→ **Problem description**
Will you output all of the data below exactly, omitting the images?

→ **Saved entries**
________________
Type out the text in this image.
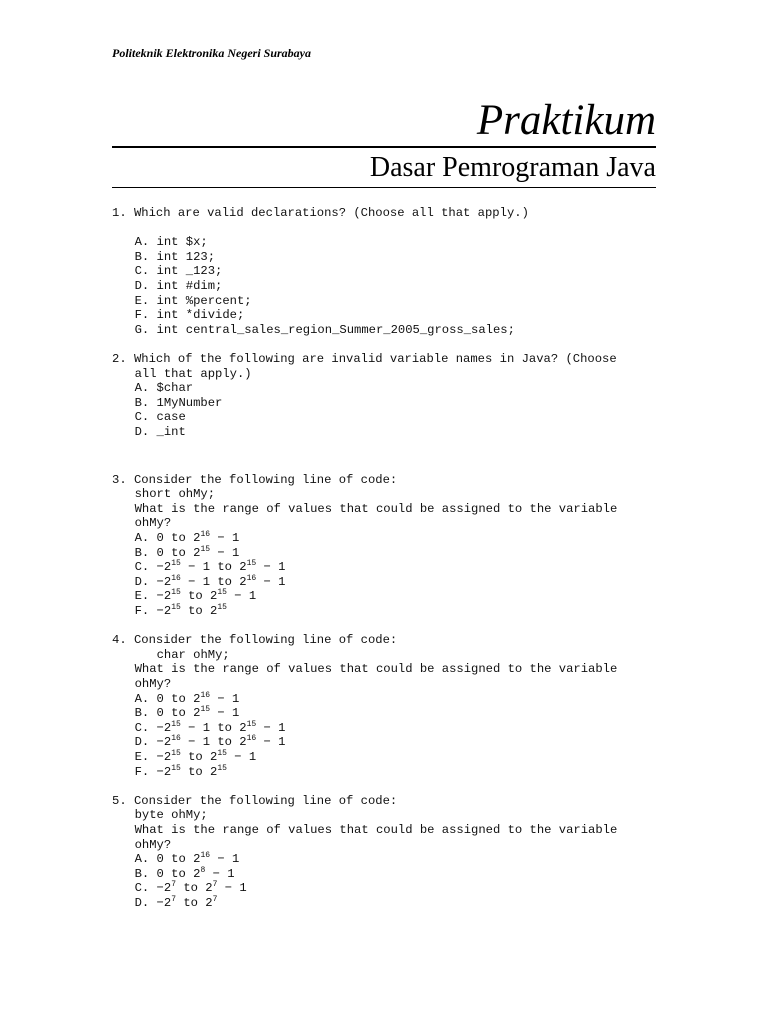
Politeknik Elektronika Negeri Surabaya
Praktikum
Dasar Pemrograman Java
1. Which are valid declarations? (Choose all that apply.)
A. int $x;
B. int 123;
C. int _123;
D. int #dim;
E. int %percent;
F. int *divide;
G. int central_sales_region_Summer_2005_gross_sales;
2. Which of the following are invalid variable names in Java? (Choose
all that apply.)
A. $char
B. 1MyNumber
C. case
D. _int
3. Consider the following line of code:
short ohMy;
What is the range of values that could be assigned to the variable
ohMy?
A. 0 to $2^{16} - 1$
B. 0 to $2^{15} - 1$
C. $-2^{15} - 1$ to $2^{15} - 1$
D. $-2^{16} - 1$ to $2^{16} - 1$
E. $-2^{15}$ to $2^{15} - 1$
F. $-2^{15}$ to $2^{15}$
4. Consider the following line of code:
char ohMy;
What is the range of values that could be assigned to the variable
ohMy?
A. 0 to $2^{16} - 1$
B. 0 to $2^{15} - 1$
C. $-2^{15} - 1$ to $2^{15} - 1$
D. $-2^{16} - 1$ to $2^{16} - 1$
E. $-2^{15}$ to $2^{15} - 1$
F. $-2^{15}$ to $2^{15}$
5. Consider the following line of code:
byte ohMy;
What is the range of values that could be assigned to the variable
ohMy?
A. 0 to $2^{16} - 1$
B. 0 to $2^8 - 1$
C. $-2^7$ to $2^7 - 1$
D. $-2^7$ to $2^7$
________________
→ **Reply**
Type out the text in this image.
Politeknik Elektronika Negeri Surabaya
Praktikum
Dasar Pemrograman Java
1. Which are valid declarations? (Choose all that apply.)
A. int $x;
B. int 123;
C. int _123;
D. int #dim;
E. int %percent;
F. int *divide;
G. int central_sales_region_Summer_2005_gross_sales;
2. Which of the following are invalid variable names in Java? (Choose
all that apply.)
A. $char
B. 1MyNumber
C. case
D. _int
3. Consider the following line of code:
short ohMy;
What is the range of values that could be assigned to the variable
ohMy?
A. 0 to $2^{16} - 1$
B. 0 to $2^{15} - 1$
C. $-2^{15} - 1$ to $2^{15} - 1$
D. $-2^{16} - 1$ to $2^{16} - 1$
E. $-2^{15}$ to $2^{15} - 1$
F. $-2^{15}$ to $2^{15}$
4. Consider the following line of code:
char ohMy;
What is the range of values that could be assigned to the variable
ohMy?
A. 0 to $2^{16} - 1$
B. 0 to $2^{15} - 1$
C. $-2^{15} - 1$ to $2^{15} - 1$
D. $-2^{16} - 1$ to $2^{16} - 1$
E. $-2^{15}$ to $2^{15} - 1$
F. $-2^{15}$ to $2^{15}$
5. Consider the following line of code:
byte ohMy;
What is the range of values that could be assigned to the variable
ohMy?
A. 0 to $2^{16} - 1$
B. 0 to $2^8 - 1$
C. $-2^7$ to $2^7 - 1$
D. $-2^7$ to $2^7$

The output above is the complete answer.